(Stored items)
━━━━
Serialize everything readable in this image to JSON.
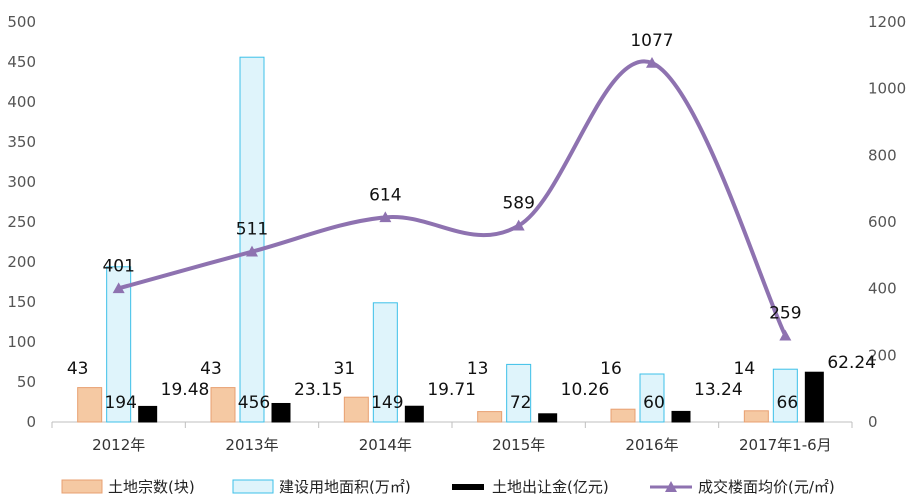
{
  "chart_data": {
    "type": "bar",
    "categories": [
      "2012年",
      "2013年",
      "2014年",
      "2015年",
      "2016年",
      "2017年1-6月"
    ],
    "axes": {
      "left": {
        "min": 0,
        "max": 500,
        "step": 50,
        "ticks": [
          "0",
          "50",
          "100",
          "150",
          "200",
          "250",
          "300",
          "350",
          "400",
          "450",
          "500"
        ]
      },
      "right": {
        "min": 0,
        "max": 1200,
        "step": 200,
        "ticks": [
          "0",
          "200",
          "400",
          "600",
          "800",
          "1000",
          "1200"
        ]
      }
    },
    "series": [
      {
        "name": "土地宗数(块)",
        "kind": "bar",
        "axis": "left",
        "values": [
          43,
          43,
          31,
          13,
          16,
          14
        ],
        "labels": [
          "43",
          "43",
          "31",
          "13",
          "16",
          "14"
        ],
        "color": "#f5c9a3",
        "stroke": "#e8a070"
      },
      {
        "name": "建设用地面积(万㎡)",
        "kind": "bar",
        "axis": "left",
        "values": [
          194,
          456,
          149,
          72,
          60,
          66
        ],
        "labels": [
          "194",
          "456",
          "149",
          "72",
          "60",
          "66"
        ],
        "color": "#dff4fb",
        "stroke": "#3cc0e8"
      },
      {
        "name": "土地出让金(亿元)",
        "kind": "bar",
        "axis": "left",
        "values": [
          19.48,
          23.15,
          19.71,
          10.26,
          13.24,
          62.24
        ],
        "labels": [
          "19.48",
          "23.15",
          "19.71",
          "10.26",
          "13.24",
          "62.24"
        ],
        "color": "#000000",
        "stroke": "#000000"
      },
      {
        "name": "成交楼面均价(元/㎡)",
        "kind": "line",
        "axis": "right",
        "values": [
          401,
          511,
          614,
          589,
          1077,
          259
        ],
        "labels": [
          "401",
          "511",
          "614",
          "589",
          "1077",
          "259"
        ],
        "color": "#8e72b0"
      }
    ],
    "legend_position": "bottom",
    "grid": false
  }
}
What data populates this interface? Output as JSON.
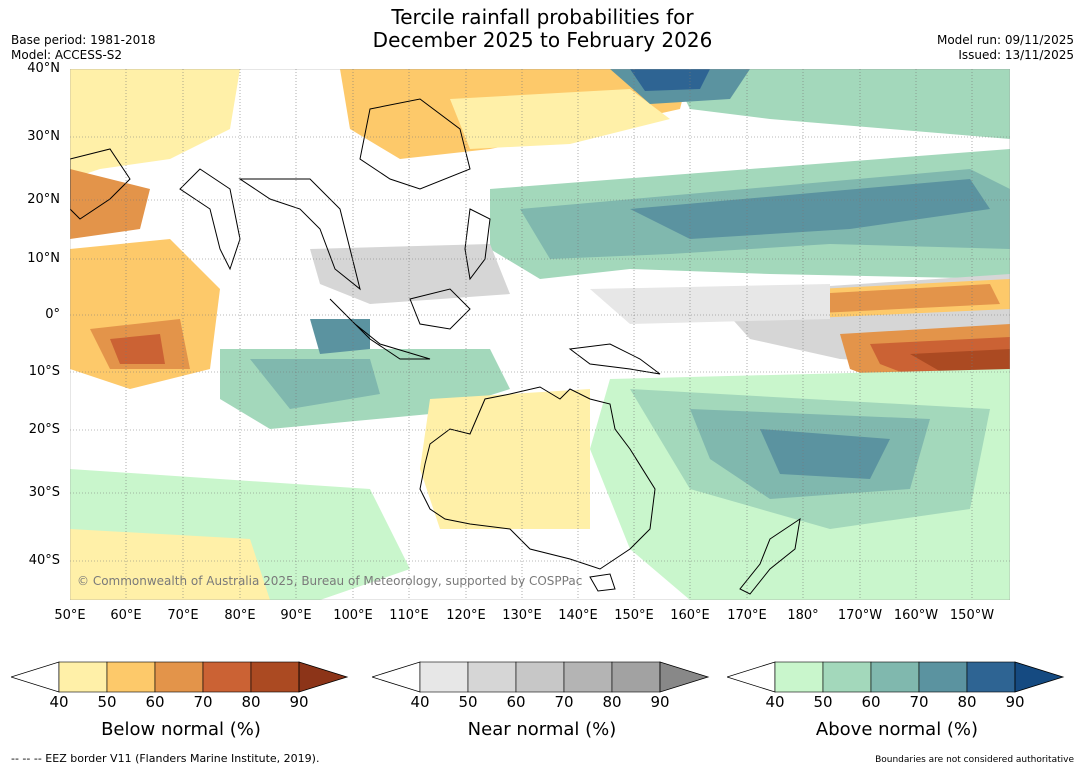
{
  "title": {
    "line1": "Tercile rainfall probabilities for",
    "line2": "December 2025 to February 2026"
  },
  "meta_left": {
    "base_period": "Base period: 1981-2018",
    "model": "Model: ACCESS-S2"
  },
  "meta_right": {
    "model_run": "Model run: 09/11/2025",
    "issued": "Issued: 13/11/2025"
  },
  "map": {
    "copyright": "© Commonwealth of Australia 2025, Bureau of Meteorology, supported by COSPPac",
    "lat_labels": [
      "40°N",
      "30°N",
      "20°N",
      "10°N",
      "0°",
      "10°S",
      "20°S",
      "30°S",
      "40°S"
    ],
    "lon_labels": [
      "50°E",
      "60°E",
      "70°E",
      "80°E",
      "90°E",
      "100°E",
      "110°E",
      "120°E",
      "130°E",
      "140°E",
      "150°E",
      "160°E",
      "170°E",
      "180°",
      "170°W",
      "160°W",
      "150°W"
    ]
  },
  "colorbars": [
    {
      "title": "Below normal (%)",
      "ticks": [
        "40",
        "50",
        "60",
        "70",
        "80",
        "90"
      ],
      "colors": [
        "#fff0a8",
        "#fdc96a",
        "#e3944a",
        "#cb6234",
        "#ab4a22"
      ],
      "extend_color": "#8c3418"
    },
    {
      "title": "Near normal (%)",
      "ticks": [
        "40",
        "50",
        "60",
        "70",
        "80",
        "90"
      ],
      "colors": [
        "#e7e7e7",
        "#d6d6d6",
        "#c7c7c7",
        "#b4b4b4",
        "#a2a2a2"
      ],
      "extend_color": "#888888"
    },
    {
      "title": "Above normal (%)",
      "ticks": [
        "40",
        "50",
        "60",
        "70",
        "80",
        "90"
      ],
      "colors": [
        "#c9f6cc",
        "#a3d8bb",
        "#80b8ae",
        "#5b93a0",
        "#2e6493"
      ],
      "extend_color": "#154a81"
    }
  ],
  "footer": {
    "eez_note": "--  --  -- EEZ border V11 (Flanders Marine Institute, 2019).",
    "disclaimer": "Boundaries are not considered authoritative"
  }
}
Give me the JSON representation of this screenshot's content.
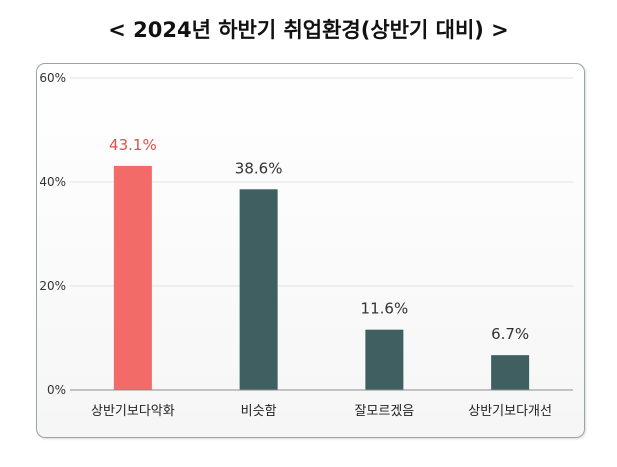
{
  "chart_data": {
    "type": "bar",
    "title": "< 2024년 하반기 취업환경(상반기 대비) >",
    "categories": [
      "상반기보다악화",
      "비슷함",
      "잘모르겠음",
      "상반기보다개선"
    ],
    "values": [
      43.1,
      38.6,
      11.6,
      6.7
    ],
    "value_labels": [
      "43.1%",
      "38.6%",
      "11.6%",
      "6.7%"
    ],
    "xlabel": "",
    "ylabel": "",
    "ylim": [
      0,
      60
    ],
    "yticks": [
      0,
      20,
      40,
      60
    ],
    "ytick_labels": [
      "0%",
      "20%",
      "40%",
      "60%"
    ],
    "grid": true,
    "colors": {
      "highlight": "#f26b69",
      "bar": "#3f5f60",
      "highlight_label": "#e0504d",
      "label": "#333333"
    },
    "highlight_index": 0
  }
}
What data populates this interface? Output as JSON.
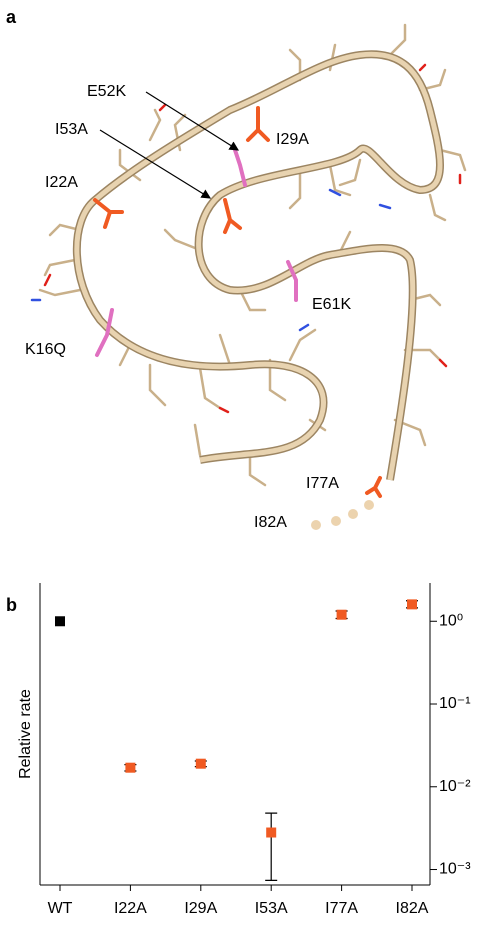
{
  "panels": [
    "a",
    "b"
  ],
  "structure": {
    "labels": [
      "E52K",
      "I53A",
      "I29A",
      "I22A",
      "E61K",
      "K16Q",
      "I77A",
      "I82A"
    ]
  },
  "chart_data": {
    "type": "scatter",
    "y_label": "Relative rate",
    "categories": [
      "WT",
      "I22A",
      "I29A",
      "I53A",
      "I77A",
      "I82A"
    ],
    "series": [
      {
        "values": [
          1.0,
          0.017,
          0.019,
          0.0028,
          1.2,
          1.6
        ],
        "lower": [
          null,
          0.0155,
          0.0175,
          0.00074,
          1.08,
          1.45
        ],
        "upper": [
          null,
          0.0185,
          0.0205,
          0.0048,
          1.33,
          1.77
        ],
        "colors": [
          "#000000",
          "#f05a22",
          "#f05a22",
          "#f05a22",
          "#f05a22",
          "#f05a22"
        ]
      }
    ],
    "log_y": true,
    "y_axis_side": "right",
    "ylim": [
      0.00065,
      2.9
    ],
    "yticks": [
      {
        "value": 1,
        "label": "10⁰"
      },
      {
        "value": 0.1,
        "label": "10⁻¹"
      },
      {
        "value": 0.01,
        "label": "10⁻²"
      },
      {
        "value": 0.001,
        "label": "10⁻³"
      }
    ]
  }
}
━━━━
◆ **Stated exercise**
Write out each line of the data exactly; the images should be left out.

◆ **Written solution**
Serialize everything readable in this image to JSON.
{
  "chart_data": {
    "type": "bar",
    "categories": [
      "2012年",
      "2013年",
      "2014年",
      "2015年",
      "2016年",
      "2017年1-6月"
    ],
    "axes": {
      "left": {
        "min": 0,
        "max": 500,
        "step": 50,
        "ticks": [
          "0",
          "50",
          "100",
          "150",
          "200",
          "250",
          "300",
          "350",
          "400",
          "450",
          "500"
        ]
      },
      "right": {
        "min": 0,
        "max": 1200,
        "step": 200,
        "ticks": [
          "0",
          "200",
          "400",
          "600",
          "800",
          "1000",
          "1200"
        ]
      }
    },
    "series": [
      {
        "name": "土地宗数(块)",
        "kind": "bar",
        "axis": "left",
        "values": [
          43,
          43,
          31,
          13,
          16,
          14
        ],
        "labels": [
          "43",
          "43",
          "31",
          "13",
          "16",
          "14"
        ],
        "color": "#f5c9a3",
        "stroke": "#e8a070"
      },
      {
        "name": "建设用地面积(万㎡)",
        "kind": "bar",
        "axis": "left",
        "values": [
          194,
          456,
          149,
          72,
          60,
          66
        ],
        "labels": [
          "194",
          "456",
          "149",
          "72",
          "60",
          "66"
        ],
        "color": "#dff4fb",
        "stroke": "#3cc0e8"
      },
      {
        "name": "土地出让金(亿元)",
        "kind": "bar",
        "axis": "left",
        "values": [
          19.48,
          23.15,
          19.71,
          10.26,
          13.24,
          62.24
        ],
        "labels": [
          "19.48",
          "23.15",
          "19.71",
          "10.26",
          "13.24",
          "62.24"
        ],
        "color": "#000000",
        "stroke": "#000000"
      },
      {
        "name": "成交楼面均价(元/㎡)",
        "kind": "line",
        "axis": "right",
        "values": [
          401,
          511,
          614,
          589,
          1077,
          259
        ],
        "labels": [
          "401",
          "511",
          "614",
          "589",
          "1077",
          "259"
        ],
        "color": "#8e72b0"
      }
    ],
    "legend_position": "bottom",
    "grid": false
  }
}
What data populates this interface? Output as JSON.
{
  "title": {
    "line1": "Tercile rainfall probabilities for",
    "line2": "December 2025 to February 2026"
  },
  "meta_left": {
    "base_period": "Base period: 1981-2018",
    "model": "Model: ACCESS-S2"
  },
  "meta_right": {
    "model_run": "Model run: 09/11/2025",
    "issued": "Issued: 13/11/2025"
  },
  "map": {
    "copyright": "© Commonwealth of Australia 2025, Bureau of Meteorology, supported by COSPPac",
    "lat_labels": [
      "40°N",
      "30°N",
      "20°N",
      "10°N",
      "0°",
      "10°S",
      "20°S",
      "30°S",
      "40°S"
    ],
    "lon_labels": [
      "50°E",
      "60°E",
      "70°E",
      "80°E",
      "90°E",
      "100°E",
      "110°E",
      "120°E",
      "130°E",
      "140°E",
      "150°E",
      "160°E",
      "170°E",
      "180°",
      "170°W",
      "160°W",
      "150°W"
    ]
  },
  "colorbars": [
    {
      "title": "Below normal (%)",
      "ticks": [
        "40",
        "50",
        "60",
        "70",
        "80",
        "90"
      ],
      "colors": [
        "#fff0a8",
        "#fdc96a",
        "#e3944a",
        "#cb6234",
        "#ab4a22"
      ],
      "extend_color": "#8c3418"
    },
    {
      "title": "Near normal (%)",
      "ticks": [
        "40",
        "50",
        "60",
        "70",
        "80",
        "90"
      ],
      "colors": [
        "#e7e7e7",
        "#d6d6d6",
        "#c7c7c7",
        "#b4b4b4",
        "#a2a2a2"
      ],
      "extend_color": "#888888"
    },
    {
      "title": "Above normal (%)",
      "ticks": [
        "40",
        "50",
        "60",
        "70",
        "80",
        "90"
      ],
      "colors": [
        "#c9f6cc",
        "#a3d8bb",
        "#80b8ae",
        "#5b93a0",
        "#2e6493"
      ],
      "extend_color": "#154a81"
    }
  ],
  "footer": {
    "eez_note": "--  --  -- EEZ border V11 (Flanders Marine Institute, 2019).",
    "disclaimer": "Boundaries are not considered authoritative"
  }
}
Give me the JSON representation of this screenshot's content.
{
  "chart_data": {
    "type": "bar",
    "title": "< 2024년 하반기 취업환경(상반기 대비) >",
    "categories": [
      "상반기보다악화",
      "비슷함",
      "잘모르겠음",
      "상반기보다개선"
    ],
    "values": [
      43.1,
      38.6,
      11.6,
      6.7
    ],
    "value_labels": [
      "43.1%",
      "38.6%",
      "11.6%",
      "6.7%"
    ],
    "xlabel": "",
    "ylabel": "",
    "ylim": [
      0,
      60
    ],
    "yticks": [
      0,
      20,
      40,
      60
    ],
    "ytick_labels": [
      "0%",
      "20%",
      "40%",
      "60%"
    ],
    "grid": true,
    "colors": {
      "highlight": "#f26b69",
      "bar": "#3f5f60",
      "highlight_label": "#e0504d",
      "label": "#333333"
    },
    "highlight_index": 0
  }
}
What data populates this interface? Output as JSON.
{
  "panels": [
    "a",
    "b"
  ],
  "structure": {
    "labels": [
      "E52K",
      "I53A",
      "I29A",
      "I22A",
      "E61K",
      "K16Q",
      "I77A",
      "I82A"
    ]
  },
  "chart_data": {
    "type": "scatter",
    "y_label": "Relative rate",
    "categories": [
      "WT",
      "I22A",
      "I29A",
      "I53A",
      "I77A",
      "I82A"
    ],
    "series": [
      {
        "values": [
          1.0,
          0.017,
          0.019,
          0.0028,
          1.2,
          1.6
        ],
        "lower": [
          null,
          0.0155,
          0.0175,
          0.00074,
          1.08,
          1.45
        ],
        "upper": [
          null,
          0.0185,
          0.0205,
          0.0048,
          1.33,
          1.77
        ],
        "colors": [
          "#000000",
          "#f05a22",
          "#f05a22",
          "#f05a22",
          "#f05a22",
          "#f05a22"
        ]
      }
    ],
    "log_y": true,
    "y_axis_side": "right",
    "ylim": [
      0.00065,
      2.9
    ],
    "yticks": [
      {
        "value": 1,
        "label": "10⁰"
      },
      {
        "value": 0.1,
        "label": "10⁻¹"
      },
      {
        "value": 0.01,
        "label": "10⁻²"
      },
      {
        "value": 0.001,
        "label": "10⁻³"
      }
    ]
  }
}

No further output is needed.